__WHAT NEEDS TO BE DONE__: Find each line with the word "place" and say how many there are, nothing else.

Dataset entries

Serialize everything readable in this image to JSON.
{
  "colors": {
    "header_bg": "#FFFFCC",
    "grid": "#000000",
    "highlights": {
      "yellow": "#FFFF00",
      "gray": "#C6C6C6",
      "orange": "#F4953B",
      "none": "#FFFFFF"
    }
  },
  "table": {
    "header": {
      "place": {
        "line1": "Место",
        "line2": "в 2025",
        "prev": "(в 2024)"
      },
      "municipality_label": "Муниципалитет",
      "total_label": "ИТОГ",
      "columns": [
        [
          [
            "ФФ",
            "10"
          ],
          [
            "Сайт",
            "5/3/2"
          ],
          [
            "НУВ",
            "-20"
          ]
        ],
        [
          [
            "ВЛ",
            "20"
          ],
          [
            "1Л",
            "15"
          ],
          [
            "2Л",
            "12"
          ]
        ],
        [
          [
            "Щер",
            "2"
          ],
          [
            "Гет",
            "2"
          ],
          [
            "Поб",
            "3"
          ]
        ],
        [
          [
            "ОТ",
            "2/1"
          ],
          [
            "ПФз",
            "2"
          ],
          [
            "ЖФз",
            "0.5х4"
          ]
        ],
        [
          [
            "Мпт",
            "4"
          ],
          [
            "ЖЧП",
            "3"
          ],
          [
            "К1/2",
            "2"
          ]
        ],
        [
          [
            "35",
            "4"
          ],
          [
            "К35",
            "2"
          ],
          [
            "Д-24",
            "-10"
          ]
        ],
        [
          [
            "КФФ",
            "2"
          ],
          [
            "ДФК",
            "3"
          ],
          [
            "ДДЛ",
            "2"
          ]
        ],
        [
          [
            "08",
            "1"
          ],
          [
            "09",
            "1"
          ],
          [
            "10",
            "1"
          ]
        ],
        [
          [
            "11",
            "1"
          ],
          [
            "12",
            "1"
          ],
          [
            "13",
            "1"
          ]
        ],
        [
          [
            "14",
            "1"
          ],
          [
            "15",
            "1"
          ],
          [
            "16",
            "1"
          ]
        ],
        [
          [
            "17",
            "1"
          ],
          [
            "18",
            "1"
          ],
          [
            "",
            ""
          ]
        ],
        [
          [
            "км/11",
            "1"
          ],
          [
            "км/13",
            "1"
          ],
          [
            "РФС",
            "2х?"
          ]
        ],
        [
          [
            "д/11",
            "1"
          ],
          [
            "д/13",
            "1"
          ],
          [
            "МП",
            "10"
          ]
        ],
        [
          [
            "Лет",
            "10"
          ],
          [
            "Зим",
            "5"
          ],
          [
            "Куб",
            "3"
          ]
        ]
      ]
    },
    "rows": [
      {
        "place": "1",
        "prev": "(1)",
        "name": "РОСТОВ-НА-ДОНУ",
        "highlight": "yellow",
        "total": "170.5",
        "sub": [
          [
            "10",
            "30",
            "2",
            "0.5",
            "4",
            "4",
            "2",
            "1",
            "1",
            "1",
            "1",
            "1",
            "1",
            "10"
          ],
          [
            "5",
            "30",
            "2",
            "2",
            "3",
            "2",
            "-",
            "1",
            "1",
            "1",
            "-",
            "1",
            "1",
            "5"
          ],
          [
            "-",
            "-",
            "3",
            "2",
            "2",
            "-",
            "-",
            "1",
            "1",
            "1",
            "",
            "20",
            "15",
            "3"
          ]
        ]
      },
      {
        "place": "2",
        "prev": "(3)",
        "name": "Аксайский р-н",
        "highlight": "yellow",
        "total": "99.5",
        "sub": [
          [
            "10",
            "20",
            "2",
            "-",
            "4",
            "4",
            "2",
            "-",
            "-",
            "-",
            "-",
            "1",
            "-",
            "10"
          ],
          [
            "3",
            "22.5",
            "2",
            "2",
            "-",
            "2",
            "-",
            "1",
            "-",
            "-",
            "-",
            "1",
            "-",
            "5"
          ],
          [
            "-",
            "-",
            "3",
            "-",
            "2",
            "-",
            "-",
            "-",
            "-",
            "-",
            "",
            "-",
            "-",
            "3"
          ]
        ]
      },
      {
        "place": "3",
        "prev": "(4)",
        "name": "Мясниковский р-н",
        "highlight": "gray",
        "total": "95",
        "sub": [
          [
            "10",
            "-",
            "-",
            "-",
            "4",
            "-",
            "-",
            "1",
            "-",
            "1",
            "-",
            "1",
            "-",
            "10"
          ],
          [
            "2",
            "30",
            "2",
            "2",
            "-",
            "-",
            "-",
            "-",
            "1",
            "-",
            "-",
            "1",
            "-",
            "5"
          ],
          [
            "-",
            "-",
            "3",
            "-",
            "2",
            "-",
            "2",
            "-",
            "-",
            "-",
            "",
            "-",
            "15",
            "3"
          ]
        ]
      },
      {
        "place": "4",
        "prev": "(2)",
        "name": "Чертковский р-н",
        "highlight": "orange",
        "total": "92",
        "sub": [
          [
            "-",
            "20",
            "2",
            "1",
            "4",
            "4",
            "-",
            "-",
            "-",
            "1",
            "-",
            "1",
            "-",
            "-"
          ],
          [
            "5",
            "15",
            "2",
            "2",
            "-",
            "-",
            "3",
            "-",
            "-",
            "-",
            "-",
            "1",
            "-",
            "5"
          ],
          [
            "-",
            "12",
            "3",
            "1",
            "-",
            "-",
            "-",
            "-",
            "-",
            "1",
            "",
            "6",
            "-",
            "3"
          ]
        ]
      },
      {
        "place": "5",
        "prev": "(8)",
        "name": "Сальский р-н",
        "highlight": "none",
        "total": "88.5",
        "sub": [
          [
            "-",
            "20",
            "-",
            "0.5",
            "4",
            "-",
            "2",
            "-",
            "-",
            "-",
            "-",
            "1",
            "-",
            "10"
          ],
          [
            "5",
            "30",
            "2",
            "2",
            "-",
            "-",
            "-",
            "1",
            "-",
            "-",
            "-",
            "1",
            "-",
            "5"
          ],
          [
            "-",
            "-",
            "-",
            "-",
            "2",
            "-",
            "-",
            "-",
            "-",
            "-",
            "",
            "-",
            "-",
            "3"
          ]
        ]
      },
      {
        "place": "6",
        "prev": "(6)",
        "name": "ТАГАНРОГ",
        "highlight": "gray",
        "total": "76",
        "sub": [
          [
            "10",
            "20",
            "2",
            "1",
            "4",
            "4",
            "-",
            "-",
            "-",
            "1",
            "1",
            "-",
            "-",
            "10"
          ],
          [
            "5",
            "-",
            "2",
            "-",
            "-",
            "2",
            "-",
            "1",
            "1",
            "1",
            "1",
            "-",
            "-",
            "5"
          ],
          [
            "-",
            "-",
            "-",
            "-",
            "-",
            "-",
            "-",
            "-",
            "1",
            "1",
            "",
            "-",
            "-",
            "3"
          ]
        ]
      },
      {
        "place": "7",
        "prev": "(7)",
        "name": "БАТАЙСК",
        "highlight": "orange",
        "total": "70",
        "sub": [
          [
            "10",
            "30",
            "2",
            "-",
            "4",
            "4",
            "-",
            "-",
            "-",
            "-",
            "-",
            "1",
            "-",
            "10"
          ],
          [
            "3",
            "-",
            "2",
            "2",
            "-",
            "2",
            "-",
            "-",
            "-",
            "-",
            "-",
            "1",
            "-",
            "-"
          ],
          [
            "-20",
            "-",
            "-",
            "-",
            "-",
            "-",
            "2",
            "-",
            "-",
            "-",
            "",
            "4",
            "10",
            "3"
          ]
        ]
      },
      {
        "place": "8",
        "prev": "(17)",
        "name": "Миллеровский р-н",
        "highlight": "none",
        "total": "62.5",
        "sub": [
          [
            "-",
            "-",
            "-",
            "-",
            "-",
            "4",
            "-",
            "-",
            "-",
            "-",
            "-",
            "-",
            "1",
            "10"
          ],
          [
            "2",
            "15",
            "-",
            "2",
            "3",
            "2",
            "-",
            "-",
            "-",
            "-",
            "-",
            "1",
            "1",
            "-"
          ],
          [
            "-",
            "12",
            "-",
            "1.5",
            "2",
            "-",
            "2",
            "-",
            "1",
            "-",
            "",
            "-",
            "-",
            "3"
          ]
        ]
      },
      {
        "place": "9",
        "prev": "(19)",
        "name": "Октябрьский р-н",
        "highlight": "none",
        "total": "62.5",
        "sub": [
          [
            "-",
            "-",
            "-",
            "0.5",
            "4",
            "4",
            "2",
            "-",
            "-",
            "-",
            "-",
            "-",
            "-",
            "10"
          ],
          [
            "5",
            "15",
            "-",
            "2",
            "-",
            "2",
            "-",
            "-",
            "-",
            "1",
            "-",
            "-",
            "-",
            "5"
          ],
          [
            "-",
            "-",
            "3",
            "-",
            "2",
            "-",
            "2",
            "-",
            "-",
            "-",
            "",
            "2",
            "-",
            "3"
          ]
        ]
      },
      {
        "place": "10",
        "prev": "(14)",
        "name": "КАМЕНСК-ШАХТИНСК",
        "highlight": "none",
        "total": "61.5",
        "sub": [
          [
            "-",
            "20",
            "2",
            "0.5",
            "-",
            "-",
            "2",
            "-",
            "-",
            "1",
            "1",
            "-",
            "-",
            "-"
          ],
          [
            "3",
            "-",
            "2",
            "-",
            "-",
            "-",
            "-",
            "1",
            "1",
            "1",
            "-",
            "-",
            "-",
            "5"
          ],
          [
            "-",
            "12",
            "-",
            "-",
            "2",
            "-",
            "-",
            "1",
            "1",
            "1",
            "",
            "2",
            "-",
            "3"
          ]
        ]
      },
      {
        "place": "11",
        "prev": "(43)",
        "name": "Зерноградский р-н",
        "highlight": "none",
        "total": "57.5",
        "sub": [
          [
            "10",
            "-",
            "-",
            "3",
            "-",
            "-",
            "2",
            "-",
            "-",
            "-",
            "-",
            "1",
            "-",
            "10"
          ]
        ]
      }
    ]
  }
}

__COMPLETE RESPONSE__: 12